DATA ROWS:
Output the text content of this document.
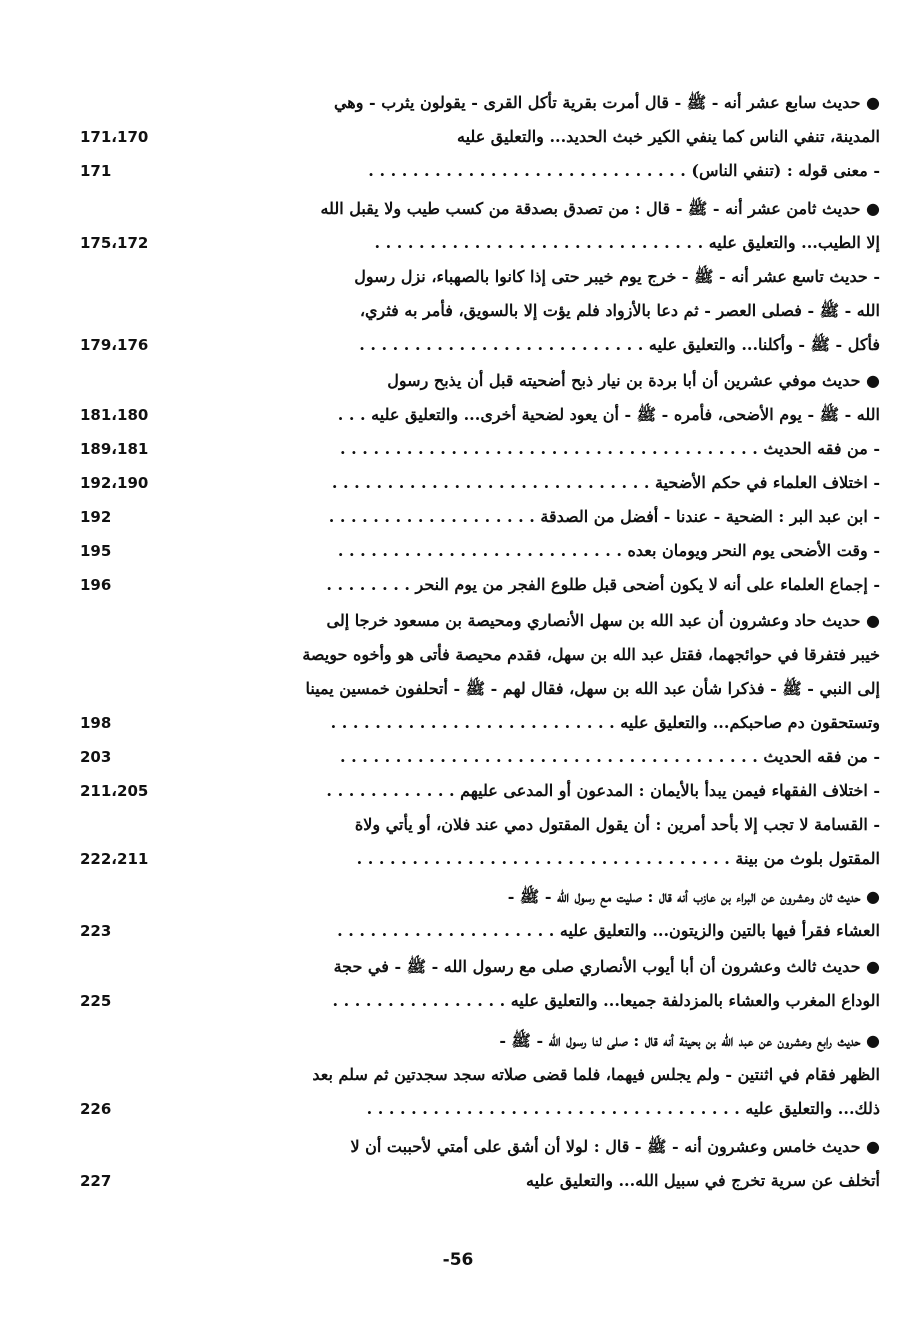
● حديث سابع عشر أنه - ﷺ - قال أمرت بقرية تأكل القرى - يقولون يثرب - وهي
171،170	المدينة، تنفي الناس كما ينفي الكير خبث الحديد... والتعليق عليه
171	- معنى قوله : (تنفي الناس) . . . . . . . . . . . . . . . . . . . . . . . . . . . . .
● حديث ثامن عشر أنه - ﷺ - قال : من تصدق بصدقة من كسب طيب ولا يقبل الله
175،172	إلا الطيب... والتعليق عليه . . . . . . . . . . . . . . . . . . . . . . . . . . . . . .
- حديث تاسع عشر أنه - ﷺ - خرج يوم خيبر حتى إذا كانوا بالصهباء، نزل رسول
الله - ﷺ - فصلى العصر - ثم دعا بالأزواد فلم يؤت إلا بالسويق، فأمر به فثري،
179،176	فأكل - ﷺ - وأكلنا... والتعليق عليه . . . . . . . . . . . . . . . . . . . . . . . . . .
● حديث موفي عشرين أن أبا بردة بن نيار ذبح أضحيته قبل أن يذبح رسول
181،180	الله - ﷺ - يوم الأضحى، فأمره - ﷺ - أن يعود لضحية أخرى... والتعليق عليه . . .
189،181	- من فقه الحديث . . . . . . . . . . . . . . . . . . . . . . . . . . . . . . . . . . . . . .
192،190	- اختلاف العلماء في حكم الأضحية . . . . . . . . . . . . . . . . . . . . . . . . . . . . .
192	- ابن عبد البر : الضحية - عندنا - أفضل من الصدقة . . . . . . . . . . . . . . . . . . .
195	- وقت الأضحى يوم النحر ويومان بعده . . . . . . . . . . . . . . . . . . . . . . . . . .
196	- إجماع العلماء على أنه لا يكون أضحى قبل طلوع الفجر من يوم النحر . . . . . . . .
● حديث حاد وعشرون أن عبد الله بن سهل الأنصاري ومحيصة بن مسعود خرجا إلى
خيبر فتفرقا في حوائجهما، فقتل عبد الله بن سهل، فقدم محيصة فأتى هو وأخوه حويصة
إلى النبي - ﷺ - فذكرا شأن عبد الله بن سهل، فقال لهم - ﷺ - أتحلفون خمسين يمينا
198	وتستحقون دم صاحبكم... والتعليق عليه . . . . . . . . . . . . . . . . . . . . . . . . . .
203	- من فقه الحديث . . . . . . . . . . . . . . . . . . . . . . . . . . . . . . . . . . . . . .
211،205	- اختلاف الفقهاء فيمن يبدأ بالأيمان : المدعون أو المدعى عليهم . . . . . . . . . . . .
- القسامة لا تجب إلا بأحد أمرين : أن يقول المقتول دمي عند فلان، أو يأتي ولاة
222،211	المقتول بلوث من بينة . . . . . . . . . . . . . . . . . . . . . . . . . . . . . . . . . .
● حديث ثان وعشرون عن البراء بن عازب أنه قال : صليت مع رسول الله - ﷺ -
223	العشاء فقرأ فيها بالتين والزيتون... والتعليق عليه . . . . . . . . . . . . . . . . . . . .
● حديث ثالث وعشرون أن أبا أيوب الأنصاري صلى مع رسول الله - ﷺ - في حجة
225	الوداع المغرب والعشاء بالمزدلفة جميعا... والتعليق عليه . . . . . . . . . . . . . . . .
● حديث رابع وعشرون عن عبد الله بن بحينة أنه قال : صلى لنا رسول الله - ﷺ -
الظهر فقام في اثنتين - ولم يجلس فيهما، فلما قضى صلاته سجد سجدتين ثم سلم بعد
226	ذلك... والتعليق عليه . . . . . . . . . . . . . . . . . . . . . . . . . . . . . . . . . .
● حديث خامس وعشرون أنه - ﷺ - قال : لولا أن أشق على أمتي لأحببت أن لا
227	أتخلف عن سرية تخرج في سبيل الله... والتعليق عليه
-56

EXERCISE AIM: Filter out all lines lacking the word "وعشرون" and copy the rest.

THE SOLUTION:
● حديث حاد وعشرون أن عبد الله بن سهل الأنصاري ومحيصة بن مسعود خرجا إلى
● حديث ثان وعشرون عن البراء بن عازب أنه قال : صليت مع رسول الله - ﷺ -
● حديث ثالث وعشرون أن أبا أيوب الأنصاري صلى مع رسول الله - ﷺ - في حجة
● حديث رابع وعشرون عن عبد الله بن بحينة أنه قال : صلى لنا رسول الله - ﷺ -
● حديث خامس وعشرون أنه - ﷺ - قال : لولا أن أشق على أمتي لأحببت أن لا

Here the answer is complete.